Entries shown

** begin **

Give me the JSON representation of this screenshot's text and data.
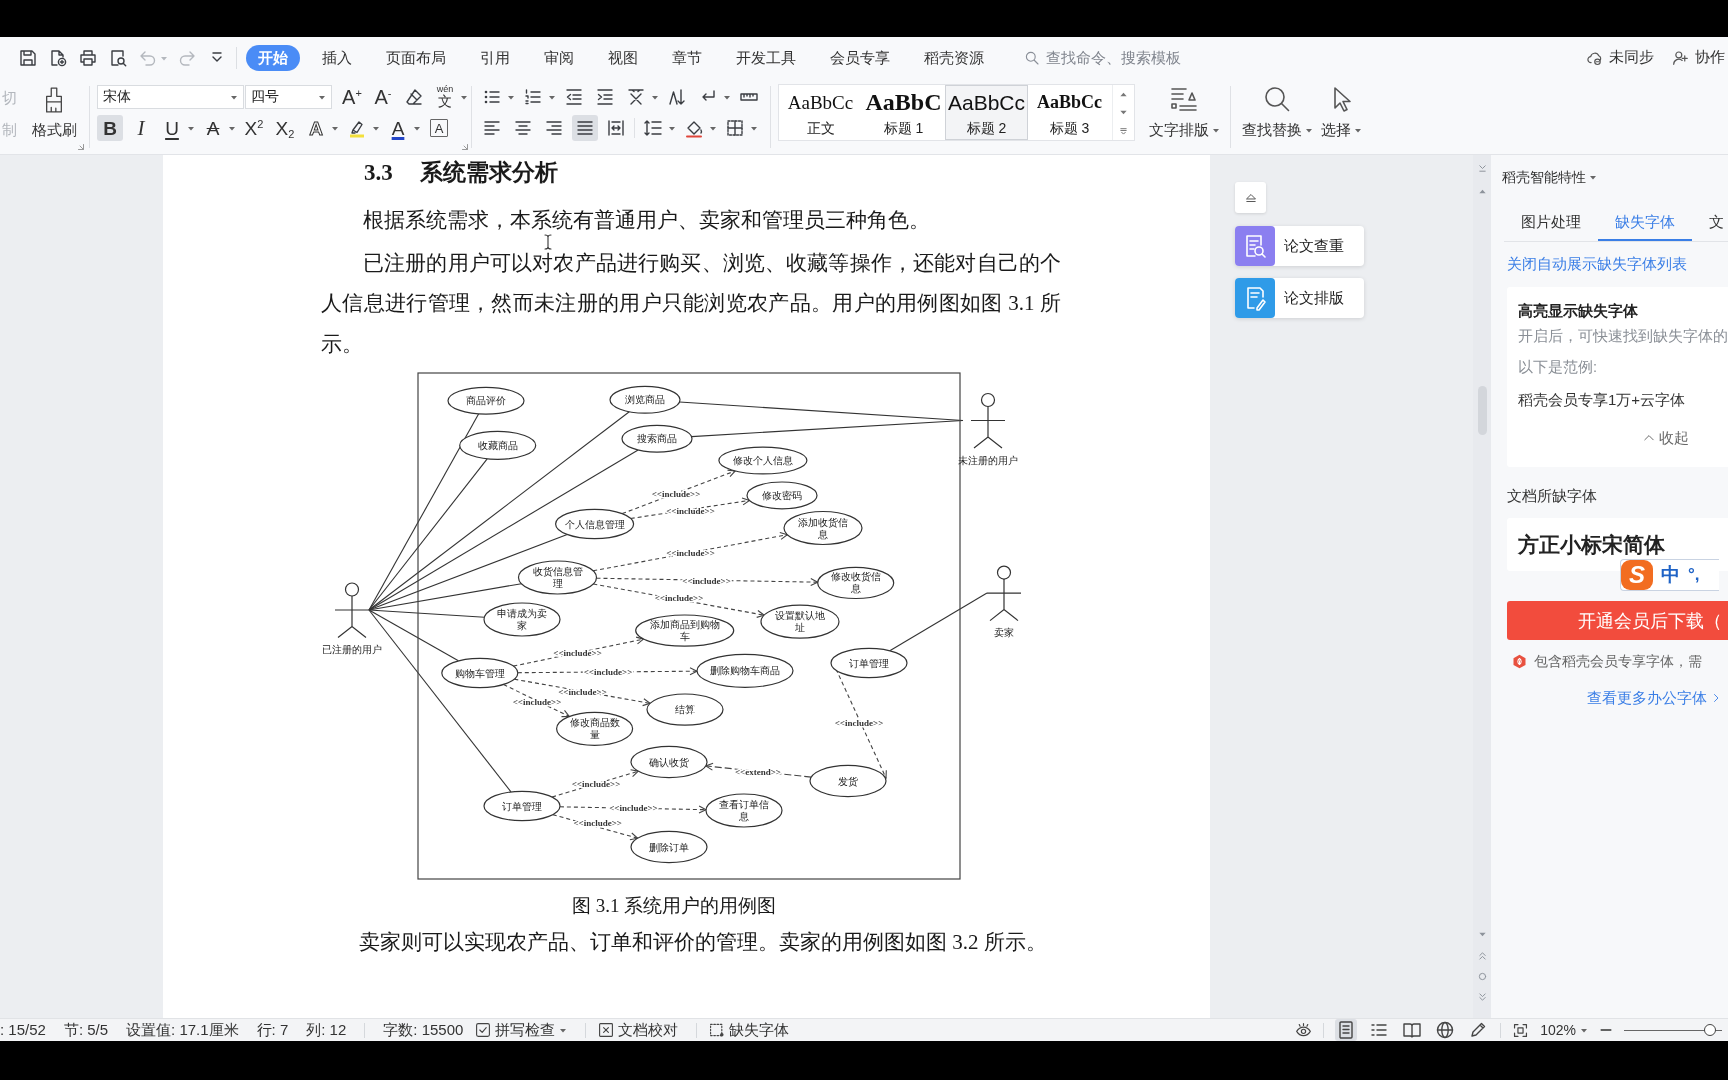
{
  "quick_access": [
    {
      "kind": "save",
      "disabled": false
    },
    {
      "kind": "export",
      "disabled": false
    },
    {
      "kind": "print",
      "disabled": false
    },
    {
      "kind": "preview",
      "disabled": false
    },
    {
      "kind": "undo",
      "disabled": true
    },
    {
      "kind": "redo",
      "disabled": true
    },
    {
      "kind": "customize",
      "disabled": false
    }
  ],
  "tabs": [
    {
      "label": "开始",
      "selected": true
    },
    {
      "label": "插入",
      "selected": false
    },
    {
      "label": "页面布局",
      "selected": false
    },
    {
      "label": "引用",
      "selected": false
    },
    {
      "label": "审阅",
      "selected": false
    },
    {
      "label": "视图",
      "selected": false
    },
    {
      "label": "章节",
      "selected": false
    },
    {
      "label": "开发工具",
      "selected": false
    },
    {
      "label": "会员专享",
      "selected": false
    },
    {
      "label": "稻壳资源",
      "selected": false
    }
  ],
  "search": {
    "placeholder": "查找命令、搜索模板"
  },
  "account": {
    "sync": "未同步",
    "collaborate": "协作"
  },
  "ribbon": {
    "clipboard": [
      {
        "label": "切",
        "disabled": true
      },
      {
        "label": "制",
        "disabled": true
      }
    ],
    "format_painter": "格式刷",
    "font_name": "宋体",
    "font_size": "四号",
    "font_row": [
      {
        "kind": "grow",
        "glyph": "A$^{+}$"
      },
      {
        "kind": "shrink",
        "glyph": "A$^{-}$"
      },
      {
        "kind": "eraser"
      },
      {
        "kind": "pinyin",
        "ruby": "wén",
        "glyph": "文"
      }
    ],
    "format_row": [
      {
        "kind": "bold",
        "glyph": "B",
        "selected": true
      },
      {
        "kind": "italic",
        "glyph": "I",
        "selected": false
      },
      {
        "kind": "underline",
        "glyph": "U",
        "selected": false
      },
      {
        "kind": "strike",
        "glyph": "A",
        "selected": false
      },
      {
        "kind": "superscript",
        "glyph": "X$^{2}$",
        "selected": false
      },
      {
        "kind": "subscript",
        "glyph": "X$_{2}$",
        "selected": false
      },
      {
        "kind": "effect",
        "glyph": "A",
        "selected": false
      },
      {
        "kind": "highlight",
        "selected": false
      },
      {
        "kind": "color",
        "glyph": "A",
        "selected": false
      },
      {
        "kind": "border",
        "glyph": "A",
        "selected": false
      }
    ],
    "alignment": [
      {
        "kind": "left",
        "selected": false
      },
      {
        "kind": "center",
        "selected": false
      },
      {
        "kind": "right",
        "selected": false
      },
      {
        "kind": "justify",
        "selected": true
      },
      {
        "kind": "distributed",
        "selected": false
      }
    ],
    "styles": [
      {
        "kind": "body",
        "sample": "AaBbCc",
        "name": "正文",
        "selected": false
      },
      {
        "kind": "heading1",
        "sample": "AaBbC",
        "name": "标题 1",
        "selected": false
      },
      {
        "kind": "heading2",
        "sample": "AaBbCc",
        "name": "标题 2",
        "selected": true
      },
      {
        "kind": "heading3",
        "sample": "AaBbCc",
        "name": "标题 3",
        "selected": false
      }
    ],
    "big_tools": [
      {
        "kind": "layout",
        "label": "文字排版"
      },
      {
        "kind": "find",
        "label": "查找替换"
      },
      {
        "kind": "select",
        "label": "选择"
      }
    ]
  },
  "document": {
    "heading_number": "3.3",
    "heading": "系统需求分析",
    "paragraphs": [
      "根据系统需求，本系统有普通用户、卖家和管理员三种角色。",
      "已注册的用户可以对农产品进行购买、浏览、收藏等操作，还能对自己的个人信息进行管理，然而未注册的用户只能浏览农产品。用户的用例图如图 3.1 所示。"
    ],
    "figure": {
      "actors": [
        {
          "label": "已注册的用户"
        },
        {
          "label": "未注册的用户"
        },
        {
          "label": "卖家"
        }
      ],
      "use_cases": [
        {
          "label": "商品评价"
        },
        {
          "label": "浏览商品"
        },
        {
          "label": "收藏商品"
        },
        {
          "label": "搜索商品"
        },
        {
          "label": "修改个人信息"
        },
        {
          "label": "修改密码"
        },
        {
          "label": "个人信息管理"
        },
        {
          "label": "添加收货信息"
        },
        {
          "label": "收货信息管理"
        },
        {
          "label": "修改收货信息"
        },
        {
          "label": "申请成为卖家"
        },
        {
          "label": "添加商品到购物车"
        },
        {
          "label": "设置默认地址"
        },
        {
          "label": "购物车管理"
        },
        {
          "label": "删除购物车商品"
        },
        {
          "label": "订单管理"
        },
        {
          "label": "结算"
        },
        {
          "label": "修改商品数量"
        },
        {
          "label": "确认收货"
        },
        {
          "label": "发货"
        },
        {
          "label": "订单管理"
        },
        {
          "label": "查看订单信息"
        },
        {
          "label": "删除订单"
        }
      ],
      "relations": [
        {
          "kind": "include",
          "label": "<<include>>"
        },
        {
          "kind": "include",
          "label": "<<include>>"
        },
        {
          "kind": "include",
          "label": "<<include>>"
        },
        {
          "kind": "include",
          "label": "<<include>>"
        },
        {
          "kind": "include",
          "label": "<<include>>"
        },
        {
          "kind": "include",
          "label": "<<include>>"
        },
        {
          "kind": "include",
          "label": "<<include>>"
        },
        {
          "kind": "include",
          "label": "<<include>>"
        },
        {
          "kind": "include",
          "label": "<<include>>"
        },
        {
          "kind": "include",
          "label": "<<include>>"
        },
        {
          "kind": "extend",
          "label": "<<extend>>"
        },
        {
          "kind": "include",
          "label": "<<include>>"
        },
        {
          "kind": "include",
          "label": "<<include>>"
        },
        {
          "kind": "include",
          "label": "<<include>>"
        }
      ]
    },
    "caption": "图 3.1 系统用户的用例图",
    "paragraphs_after": [
      "卖家则可以实现农产品、订单和评价的管理。卖家的用例图如图 3.2 所示。"
    ]
  },
  "side_tools": [
    {
      "kind": "check",
      "label": "论文查重"
    },
    {
      "kind": "layout",
      "label": "论文排版"
    }
  ],
  "panel": {
    "title": "稻壳智能特性",
    "tabs": [
      {
        "label": "图片处理",
        "selected": false
      },
      {
        "label": "缺失字体",
        "selected": true
      },
      {
        "label": "文",
        "selected": false
      }
    ],
    "link": "关闭自动展示缺失字体列表",
    "tip": {
      "title": "高亮显示缺失字体",
      "lines": [
        "开启后，可快速找到缺失字体的",
        "以下是范例:"
      ],
      "example": "稻壳会员专享1万+云字体",
      "collapse": "收起"
    },
    "missing_heading": "文档所缺字体",
    "fonts": [
      "方正小标宋简体"
    ],
    "download": "开通会员后下载（",
    "notice": "包含稻壳会员专享字体，需",
    "more": "查看更多办公字体"
  },
  "ime_bar": {
    "logo": "S",
    "mode": "中",
    "punct": "°,"
  },
  "status_bar": {
    "fields": [
      ": 15/52",
      "节: 5/5",
      "设置值: 17.1厘米",
      "行: 7",
      "列: 12"
    ],
    "word_count": "字数: 15500",
    "tools": [
      {
        "kind": "spell",
        "label": "拼写检查"
      },
      {
        "kind": "proof",
        "label": "文档校对"
      },
      {
        "kind": "font",
        "label": "缺失字体"
      }
    ],
    "views": [
      {
        "kind": "page",
        "selected": true
      },
      {
        "kind": "outline",
        "selected": false
      },
      {
        "kind": "read",
        "selected": false
      },
      {
        "kind": "web",
        "selected": false
      },
      {
        "kind": "write",
        "selected": false
      }
    ],
    "zoom": "102%",
    "zoom_slider": {
      "level": 0.88
    }
  }
}
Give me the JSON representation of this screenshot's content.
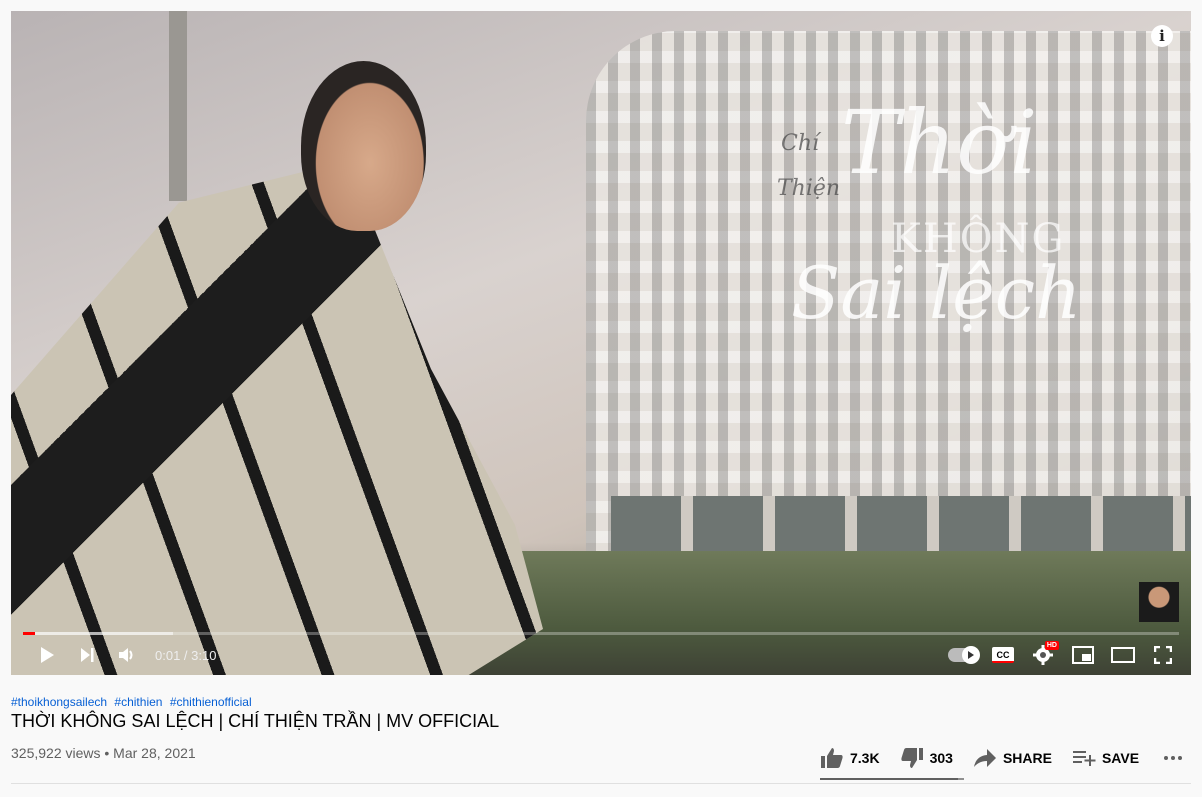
{
  "video": {
    "title_art": {
      "chi": "Chí",
      "thien": "Thiện",
      "thoi": "Thời",
      "khong": "KHÔNG",
      "sai_lech": "Sai lệch"
    },
    "time_current": "0:01 / 3:10",
    "progress_played": 0.01,
    "progress_loaded": 0.13,
    "icons": {
      "info": "info-icon",
      "play": "play-icon",
      "next": "next-icon",
      "volume": "volume-icon",
      "autoplay": "autoplay-toggle-icon",
      "subtitles": "subtitles-icon",
      "settings": "settings-icon",
      "miniplayer": "miniplayer-icon",
      "theater": "theater-icon",
      "fullscreen": "fullscreen-icon"
    },
    "info_glyph": "i",
    "cc_label": "CC",
    "hd_label": "HD"
  },
  "meta": {
    "hashtags": [
      "#thoikhongsailech",
      "#chithien",
      "#chithienofficial"
    ],
    "title": "THỜI KHÔNG SAI LỆCH | CHÍ THIỆN TRẦN | MV OFFICIAL",
    "views_date": "325,922 views • Mar 28, 2021"
  },
  "actions": {
    "likes": "7.3K",
    "dislikes": "303",
    "share": "SHARE",
    "save": "SAVE",
    "like_ratio": 0.96
  },
  "colors": {
    "accent": "#ff0000",
    "link": "#065fd4"
  }
}
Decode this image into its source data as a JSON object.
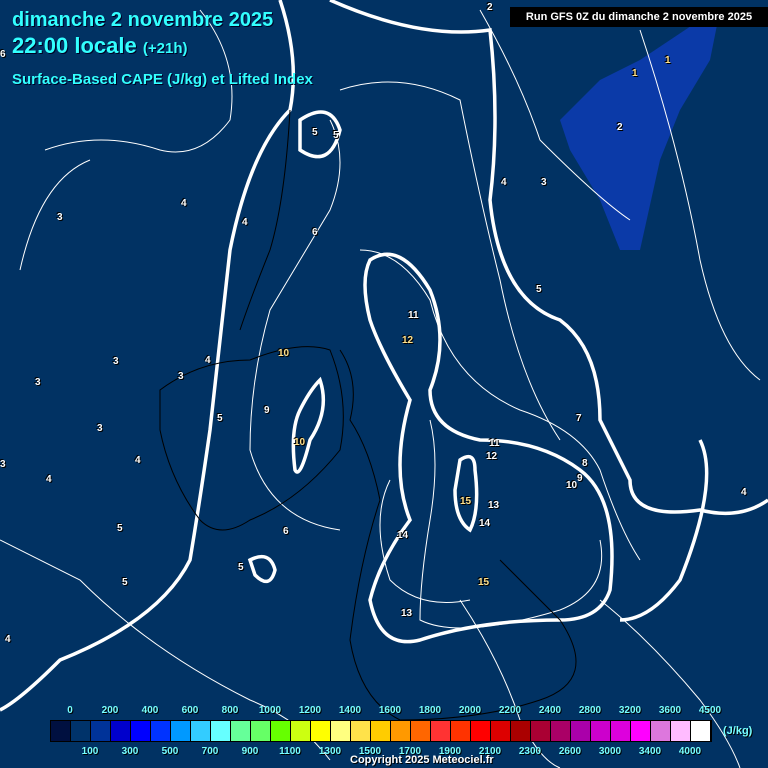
{
  "header": {
    "date": "dimanche 2 novembre 2025",
    "time": "22:00 locale",
    "offset": "(+21h)",
    "parameter": "Surface-Based CAPE (J/kg) et Lifted Index",
    "run": "Run GFS 0Z du dimanche 2 novembre 2025"
  },
  "colors": {
    "background": "#013263",
    "shade_area": "#0b3aa8",
    "title": "#33ffff"
  },
  "contour_labels": [
    "2",
    "1",
    "1",
    "2",
    "3",
    "4",
    "5",
    "7",
    "8",
    "9",
    "10",
    "4",
    "6",
    "5",
    "5",
    "4",
    "3",
    "3",
    "3",
    "3",
    "4",
    "3",
    "5",
    "5",
    "4",
    "6",
    "6",
    "4",
    "4",
    "5",
    "4",
    "3",
    "10",
    "9",
    "10",
    "11",
    "12",
    "11",
    "12",
    "15",
    "13",
    "14",
    "14",
    "15",
    "13",
    "5"
  ],
  "legend": {
    "unit": "(J/kg)",
    "colors": [
      "#001040",
      "#00336a",
      "#003399",
      "#0000cc",
      "#0000ff",
      "#0033ff",
      "#0099ff",
      "#33ccff",
      "#66ffff",
      "#66ff99",
      "#66ff66",
      "#66ff00",
      "#ccff11",
      "#ffff00",
      "#ffff80",
      "#ffe24a",
      "#ffcc00",
      "#ff9900",
      "#ff6600",
      "#ff3333",
      "#ff3300",
      "#ff0000",
      "#dd0000",
      "#aa0000",
      "#aa0033",
      "#aa0066",
      "#aa00aa",
      "#cc00cc",
      "#dd00dd",
      "#ff00ff",
      "#dd77dd",
      "#ffbbff",
      "#ffffff"
    ],
    "top_ticks": [
      "0",
      "200",
      "400",
      "600",
      "800",
      "1000",
      "1200",
      "1400",
      "1600",
      "1800",
      "2000",
      "2200",
      "2400",
      "2800",
      "3200",
      "3600",
      "4500"
    ],
    "bottom_ticks": [
      "100",
      "300",
      "500",
      "700",
      "900",
      "1100",
      "1300",
      "1500",
      "1700",
      "1900",
      "2100",
      "2300",
      "2600",
      "3000",
      "3400",
      "4000"
    ]
  },
  "copyright": "Copyright 2025 Meteociel.fr"
}
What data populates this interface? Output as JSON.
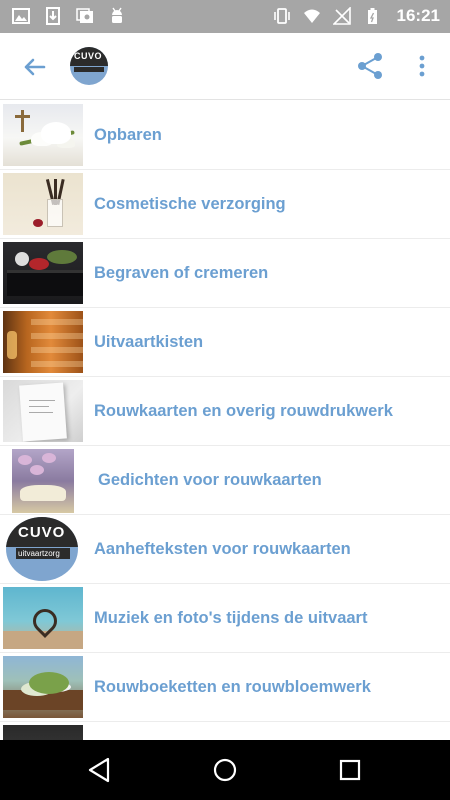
{
  "status_bar": {
    "time": "16:21",
    "left_icons": [
      "image-icon",
      "download-icon",
      "photo-stack-icon",
      "android-icon"
    ],
    "right_icons": [
      "vibrate-icon",
      "wifi-icon",
      "no-signal-icon",
      "battery-icon"
    ]
  },
  "app_bar": {
    "back_icon": "arrow-left-icon",
    "logo_text": "CUVO",
    "share_icon": "share-icon",
    "more_icon": "more-vert-icon",
    "accent_color": "#6b9fd1"
  },
  "menu_items": [
    {
      "label": "Opbaren",
      "thumb": "lily-photo"
    },
    {
      "label": "Cosmetische verzorging",
      "thumb": "makeup-brushes-photo"
    },
    {
      "label": "Begraven of cremeren",
      "thumb": "coffin-roses-photo"
    },
    {
      "label": "Uitvaartkisten",
      "thumb": "wooden-coffins-photo"
    },
    {
      "label": "Rouwkaarten en overig rouwdrukwerk",
      "thumb": "mourning-card-photo"
    },
    {
      "label": "Gedichten voor rouwkaarten",
      "thumb": "book-flowers-photo"
    },
    {
      "label": "Aanhefteksten voor rouwkaarten",
      "thumb": "cuvo-logo"
    },
    {
      "label": "Muziek en foto's tijdens de uitvaart",
      "thumb": "sand-heart-photo"
    },
    {
      "label": "Rouwboeketten en rouwbloemwerk",
      "thumb": "coffin-bouquet-photo"
    }
  ],
  "cuvo_logo": {
    "title": "CUVO",
    "subtitle": "uitvaartzorg"
  },
  "nav_bar": {
    "back_icon": "nav-back-icon",
    "home_icon": "nav-home-icon",
    "recents_icon": "nav-recents-icon"
  }
}
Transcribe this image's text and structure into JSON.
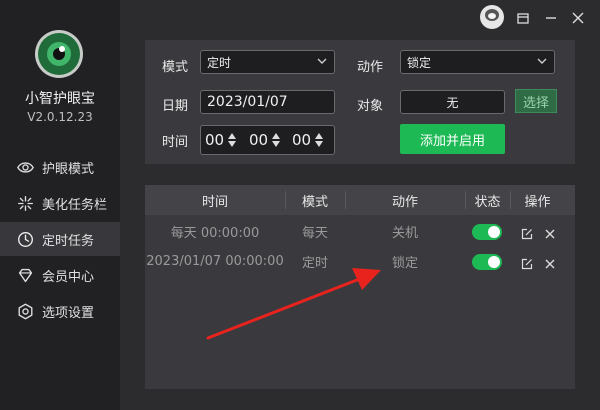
{
  "app": {
    "name": "小智护眼宝",
    "version": "V2.0.12.23"
  },
  "sidebar": {
    "items": [
      {
        "label": "护眼模式",
        "icon": "eye-icon",
        "active": false
      },
      {
        "label": "美化任务栏",
        "icon": "sparkle-icon",
        "active": false
      },
      {
        "label": "定时任务",
        "icon": "clock-icon",
        "active": true
      },
      {
        "label": "会员中心",
        "icon": "diamond-icon",
        "active": false
      },
      {
        "label": "选项设置",
        "icon": "gear-icon",
        "active": false
      }
    ]
  },
  "form": {
    "mode_label": "模式",
    "mode_value": "定时",
    "action_label": "动作",
    "action_value": "锁定",
    "date_label": "日期",
    "date_value": "2023/01/07",
    "target_label": "对象",
    "target_value": "无",
    "select_button": "选择",
    "time_label": "时间",
    "hour": "00",
    "minute": "00",
    "second": "00",
    "add_button": "添加并启用"
  },
  "table": {
    "headers": [
      "时间",
      "模式",
      "动作",
      "状态",
      "操作"
    ],
    "rows": [
      {
        "time": "每天 00:00:00",
        "mode": "每天",
        "action": "关机",
        "enabled": true
      },
      {
        "time": "2023/01/07 00:00:00",
        "mode": "定时",
        "action": "锁定",
        "enabled": true
      }
    ]
  },
  "colors": {
    "accent": "#1db954",
    "annotation": "#e8231e",
    "sidebar_bg": "#212124",
    "content_bg": "#2c2c2f"
  }
}
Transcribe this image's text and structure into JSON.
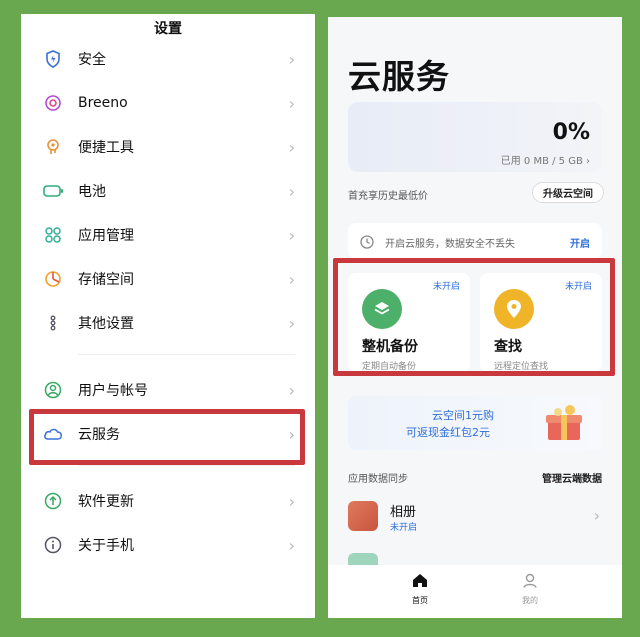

** end **

What you will do
In the listing above, how many lines hold the word "JSON"? Give the number and nothing more.

Solution to the problem
6